◆ **Problem details**
Count the lines below that contain "Inspector". Give only the number.

◆ **Information provided**
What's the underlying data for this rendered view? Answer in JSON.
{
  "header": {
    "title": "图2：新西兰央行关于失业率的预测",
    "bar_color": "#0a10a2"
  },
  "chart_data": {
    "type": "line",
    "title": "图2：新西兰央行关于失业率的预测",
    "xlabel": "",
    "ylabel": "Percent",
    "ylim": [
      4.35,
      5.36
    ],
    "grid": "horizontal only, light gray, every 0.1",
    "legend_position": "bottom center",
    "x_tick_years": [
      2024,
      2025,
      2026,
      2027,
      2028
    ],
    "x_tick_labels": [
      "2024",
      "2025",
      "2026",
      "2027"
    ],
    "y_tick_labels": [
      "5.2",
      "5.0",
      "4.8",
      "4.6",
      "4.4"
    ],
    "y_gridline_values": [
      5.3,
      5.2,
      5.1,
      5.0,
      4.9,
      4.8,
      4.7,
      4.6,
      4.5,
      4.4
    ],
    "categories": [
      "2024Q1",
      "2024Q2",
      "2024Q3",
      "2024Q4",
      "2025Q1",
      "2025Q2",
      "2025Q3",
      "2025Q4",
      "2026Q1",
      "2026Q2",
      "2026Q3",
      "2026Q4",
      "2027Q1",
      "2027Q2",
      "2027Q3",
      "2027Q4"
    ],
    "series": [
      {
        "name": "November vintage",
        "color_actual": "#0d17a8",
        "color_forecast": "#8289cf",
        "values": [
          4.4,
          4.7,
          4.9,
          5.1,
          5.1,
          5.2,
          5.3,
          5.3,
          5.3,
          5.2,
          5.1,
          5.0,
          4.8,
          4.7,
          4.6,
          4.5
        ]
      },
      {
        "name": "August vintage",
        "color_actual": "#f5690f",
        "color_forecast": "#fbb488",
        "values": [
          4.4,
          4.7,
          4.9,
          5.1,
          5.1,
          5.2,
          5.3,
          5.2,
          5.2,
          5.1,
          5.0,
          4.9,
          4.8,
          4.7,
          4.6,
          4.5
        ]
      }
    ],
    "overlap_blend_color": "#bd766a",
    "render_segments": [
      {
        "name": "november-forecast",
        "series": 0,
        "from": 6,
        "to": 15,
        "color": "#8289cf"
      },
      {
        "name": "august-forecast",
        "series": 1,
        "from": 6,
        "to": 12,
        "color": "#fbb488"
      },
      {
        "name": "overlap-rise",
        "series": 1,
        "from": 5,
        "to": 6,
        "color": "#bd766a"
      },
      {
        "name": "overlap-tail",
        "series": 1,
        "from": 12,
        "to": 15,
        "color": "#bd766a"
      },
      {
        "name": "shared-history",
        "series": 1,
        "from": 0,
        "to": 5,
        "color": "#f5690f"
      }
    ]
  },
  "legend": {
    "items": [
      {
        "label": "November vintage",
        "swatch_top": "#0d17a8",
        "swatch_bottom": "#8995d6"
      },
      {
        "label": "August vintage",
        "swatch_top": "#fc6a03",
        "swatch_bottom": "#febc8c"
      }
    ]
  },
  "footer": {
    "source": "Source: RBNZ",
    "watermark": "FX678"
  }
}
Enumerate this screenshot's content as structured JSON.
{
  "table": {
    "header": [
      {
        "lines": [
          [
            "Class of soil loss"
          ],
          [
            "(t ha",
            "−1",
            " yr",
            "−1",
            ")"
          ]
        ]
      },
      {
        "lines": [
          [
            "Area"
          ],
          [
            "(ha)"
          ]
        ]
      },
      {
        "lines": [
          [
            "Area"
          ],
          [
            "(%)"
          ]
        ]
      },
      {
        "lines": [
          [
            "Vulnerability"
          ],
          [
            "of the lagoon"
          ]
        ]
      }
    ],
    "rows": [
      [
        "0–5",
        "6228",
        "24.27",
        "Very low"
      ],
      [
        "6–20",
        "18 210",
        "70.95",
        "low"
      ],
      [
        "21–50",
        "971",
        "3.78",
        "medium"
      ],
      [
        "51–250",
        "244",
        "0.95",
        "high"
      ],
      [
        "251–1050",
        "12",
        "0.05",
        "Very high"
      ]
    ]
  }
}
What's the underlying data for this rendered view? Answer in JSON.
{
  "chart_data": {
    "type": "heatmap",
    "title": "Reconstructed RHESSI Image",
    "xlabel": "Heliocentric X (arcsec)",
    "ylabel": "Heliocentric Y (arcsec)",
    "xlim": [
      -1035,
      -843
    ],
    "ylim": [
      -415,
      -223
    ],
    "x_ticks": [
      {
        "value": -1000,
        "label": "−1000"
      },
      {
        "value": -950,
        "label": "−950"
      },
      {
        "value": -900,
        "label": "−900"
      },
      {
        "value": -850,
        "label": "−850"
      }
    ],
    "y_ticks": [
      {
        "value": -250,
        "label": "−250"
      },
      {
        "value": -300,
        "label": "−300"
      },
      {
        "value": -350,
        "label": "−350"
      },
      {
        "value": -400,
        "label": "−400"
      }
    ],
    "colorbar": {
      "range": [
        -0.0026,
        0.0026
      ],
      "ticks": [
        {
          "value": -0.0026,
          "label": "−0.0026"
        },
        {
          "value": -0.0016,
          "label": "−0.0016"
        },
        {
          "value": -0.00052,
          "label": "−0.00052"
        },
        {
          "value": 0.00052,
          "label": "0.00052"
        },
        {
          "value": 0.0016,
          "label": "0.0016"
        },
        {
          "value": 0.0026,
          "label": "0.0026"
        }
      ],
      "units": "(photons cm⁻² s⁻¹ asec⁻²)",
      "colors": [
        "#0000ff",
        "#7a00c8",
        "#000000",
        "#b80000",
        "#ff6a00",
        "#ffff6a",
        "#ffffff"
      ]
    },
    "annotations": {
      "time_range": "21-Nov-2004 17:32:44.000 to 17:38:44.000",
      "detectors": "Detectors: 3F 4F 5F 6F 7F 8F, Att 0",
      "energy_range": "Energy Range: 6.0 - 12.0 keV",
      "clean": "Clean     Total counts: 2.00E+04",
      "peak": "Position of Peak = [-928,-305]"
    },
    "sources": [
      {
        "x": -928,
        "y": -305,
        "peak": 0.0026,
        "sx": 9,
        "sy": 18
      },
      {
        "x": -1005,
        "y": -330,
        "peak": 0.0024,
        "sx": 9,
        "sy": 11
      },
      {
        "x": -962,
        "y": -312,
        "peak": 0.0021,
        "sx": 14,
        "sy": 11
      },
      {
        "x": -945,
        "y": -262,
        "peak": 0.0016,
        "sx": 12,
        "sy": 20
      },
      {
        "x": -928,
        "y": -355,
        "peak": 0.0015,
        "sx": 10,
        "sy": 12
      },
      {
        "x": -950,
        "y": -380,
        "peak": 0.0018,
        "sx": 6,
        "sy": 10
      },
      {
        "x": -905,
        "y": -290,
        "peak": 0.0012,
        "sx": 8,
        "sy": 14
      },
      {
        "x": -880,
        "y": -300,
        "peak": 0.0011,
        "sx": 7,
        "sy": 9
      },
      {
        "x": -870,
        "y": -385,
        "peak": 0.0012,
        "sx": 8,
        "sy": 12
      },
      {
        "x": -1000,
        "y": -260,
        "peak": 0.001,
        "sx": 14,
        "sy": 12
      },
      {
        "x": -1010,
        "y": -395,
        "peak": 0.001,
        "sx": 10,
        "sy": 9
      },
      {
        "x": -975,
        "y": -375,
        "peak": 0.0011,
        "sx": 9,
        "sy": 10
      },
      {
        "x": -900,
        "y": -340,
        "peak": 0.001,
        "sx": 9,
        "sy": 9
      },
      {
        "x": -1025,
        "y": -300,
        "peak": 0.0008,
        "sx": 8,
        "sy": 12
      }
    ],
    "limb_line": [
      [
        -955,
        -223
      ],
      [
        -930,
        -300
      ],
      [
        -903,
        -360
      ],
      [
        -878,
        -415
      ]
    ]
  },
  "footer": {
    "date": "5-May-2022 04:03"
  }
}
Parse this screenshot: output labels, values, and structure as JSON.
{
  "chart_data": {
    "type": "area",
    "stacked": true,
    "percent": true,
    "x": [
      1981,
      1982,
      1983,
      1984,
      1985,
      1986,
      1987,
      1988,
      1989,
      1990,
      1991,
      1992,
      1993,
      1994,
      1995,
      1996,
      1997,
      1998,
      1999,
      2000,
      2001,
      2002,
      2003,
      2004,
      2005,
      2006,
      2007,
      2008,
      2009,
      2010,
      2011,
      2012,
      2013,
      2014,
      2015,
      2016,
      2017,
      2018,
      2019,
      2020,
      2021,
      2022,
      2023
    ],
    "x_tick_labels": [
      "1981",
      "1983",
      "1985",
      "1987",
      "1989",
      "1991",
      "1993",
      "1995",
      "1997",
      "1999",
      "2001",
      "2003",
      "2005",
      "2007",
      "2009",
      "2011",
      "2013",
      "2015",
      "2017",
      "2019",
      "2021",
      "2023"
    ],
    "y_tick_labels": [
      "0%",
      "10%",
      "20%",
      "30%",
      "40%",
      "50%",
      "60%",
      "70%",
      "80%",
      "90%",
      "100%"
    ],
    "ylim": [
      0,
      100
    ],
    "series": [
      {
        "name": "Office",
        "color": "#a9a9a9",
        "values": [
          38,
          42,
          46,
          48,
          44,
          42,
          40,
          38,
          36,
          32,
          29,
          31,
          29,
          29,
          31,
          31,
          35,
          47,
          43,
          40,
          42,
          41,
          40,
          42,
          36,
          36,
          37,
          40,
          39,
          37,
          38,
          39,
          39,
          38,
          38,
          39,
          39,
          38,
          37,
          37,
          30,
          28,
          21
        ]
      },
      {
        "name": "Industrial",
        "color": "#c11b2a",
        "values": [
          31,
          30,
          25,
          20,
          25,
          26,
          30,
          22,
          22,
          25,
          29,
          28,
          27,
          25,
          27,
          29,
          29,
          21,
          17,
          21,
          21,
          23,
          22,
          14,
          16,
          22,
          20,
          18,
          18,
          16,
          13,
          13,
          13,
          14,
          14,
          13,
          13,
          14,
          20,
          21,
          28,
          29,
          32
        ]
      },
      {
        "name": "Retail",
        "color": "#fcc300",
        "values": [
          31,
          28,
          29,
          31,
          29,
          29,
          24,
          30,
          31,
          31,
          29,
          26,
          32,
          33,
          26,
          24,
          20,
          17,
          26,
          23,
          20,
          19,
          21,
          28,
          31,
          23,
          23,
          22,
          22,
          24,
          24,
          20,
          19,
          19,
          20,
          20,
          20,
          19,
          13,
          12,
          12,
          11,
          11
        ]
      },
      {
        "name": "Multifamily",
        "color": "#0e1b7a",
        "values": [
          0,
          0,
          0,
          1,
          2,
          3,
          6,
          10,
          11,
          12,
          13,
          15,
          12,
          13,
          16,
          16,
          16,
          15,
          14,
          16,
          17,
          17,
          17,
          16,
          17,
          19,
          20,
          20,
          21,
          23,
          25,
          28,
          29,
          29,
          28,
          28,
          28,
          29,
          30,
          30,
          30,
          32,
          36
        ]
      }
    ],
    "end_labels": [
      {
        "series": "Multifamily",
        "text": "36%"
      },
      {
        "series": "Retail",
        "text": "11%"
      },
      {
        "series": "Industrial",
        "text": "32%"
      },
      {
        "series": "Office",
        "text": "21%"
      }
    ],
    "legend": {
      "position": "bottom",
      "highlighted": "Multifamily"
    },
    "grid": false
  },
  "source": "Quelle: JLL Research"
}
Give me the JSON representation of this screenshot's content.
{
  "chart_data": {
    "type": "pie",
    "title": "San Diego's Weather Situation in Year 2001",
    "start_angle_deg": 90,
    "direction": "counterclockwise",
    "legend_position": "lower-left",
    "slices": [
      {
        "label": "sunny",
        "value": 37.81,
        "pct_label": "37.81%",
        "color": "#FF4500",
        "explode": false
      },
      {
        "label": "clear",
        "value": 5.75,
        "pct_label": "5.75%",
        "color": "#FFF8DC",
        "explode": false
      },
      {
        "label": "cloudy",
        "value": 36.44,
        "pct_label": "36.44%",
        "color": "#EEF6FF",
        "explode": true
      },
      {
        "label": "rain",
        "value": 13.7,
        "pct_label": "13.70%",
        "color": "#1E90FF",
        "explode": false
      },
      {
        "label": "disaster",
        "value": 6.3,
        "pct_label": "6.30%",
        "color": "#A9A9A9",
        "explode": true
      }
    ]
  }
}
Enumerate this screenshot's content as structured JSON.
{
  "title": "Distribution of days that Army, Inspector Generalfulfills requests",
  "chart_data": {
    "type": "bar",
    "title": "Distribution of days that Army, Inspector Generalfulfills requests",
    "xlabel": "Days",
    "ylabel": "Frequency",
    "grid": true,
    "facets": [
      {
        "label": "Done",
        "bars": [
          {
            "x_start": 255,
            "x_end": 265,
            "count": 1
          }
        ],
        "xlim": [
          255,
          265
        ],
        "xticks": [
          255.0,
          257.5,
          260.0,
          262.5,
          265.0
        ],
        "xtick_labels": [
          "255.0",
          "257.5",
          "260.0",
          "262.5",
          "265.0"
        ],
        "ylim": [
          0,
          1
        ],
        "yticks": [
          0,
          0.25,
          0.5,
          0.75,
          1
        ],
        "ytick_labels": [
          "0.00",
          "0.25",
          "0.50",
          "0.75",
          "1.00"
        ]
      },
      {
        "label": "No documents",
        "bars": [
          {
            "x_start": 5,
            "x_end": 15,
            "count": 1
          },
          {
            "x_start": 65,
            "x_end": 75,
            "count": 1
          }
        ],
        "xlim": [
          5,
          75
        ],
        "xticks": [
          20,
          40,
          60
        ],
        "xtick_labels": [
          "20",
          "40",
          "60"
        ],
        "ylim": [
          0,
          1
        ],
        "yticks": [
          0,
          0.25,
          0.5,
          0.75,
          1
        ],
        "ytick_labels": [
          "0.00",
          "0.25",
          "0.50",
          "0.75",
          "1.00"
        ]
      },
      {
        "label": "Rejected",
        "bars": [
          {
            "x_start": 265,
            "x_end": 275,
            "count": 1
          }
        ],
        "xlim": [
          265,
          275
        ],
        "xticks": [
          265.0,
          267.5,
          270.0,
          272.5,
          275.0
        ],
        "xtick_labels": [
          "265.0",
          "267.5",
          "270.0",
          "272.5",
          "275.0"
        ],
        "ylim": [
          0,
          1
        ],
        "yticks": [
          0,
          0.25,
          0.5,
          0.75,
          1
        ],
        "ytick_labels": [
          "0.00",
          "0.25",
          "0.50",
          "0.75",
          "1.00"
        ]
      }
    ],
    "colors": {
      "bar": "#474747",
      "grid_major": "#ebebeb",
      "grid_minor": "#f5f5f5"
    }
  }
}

◆ **Final result**
2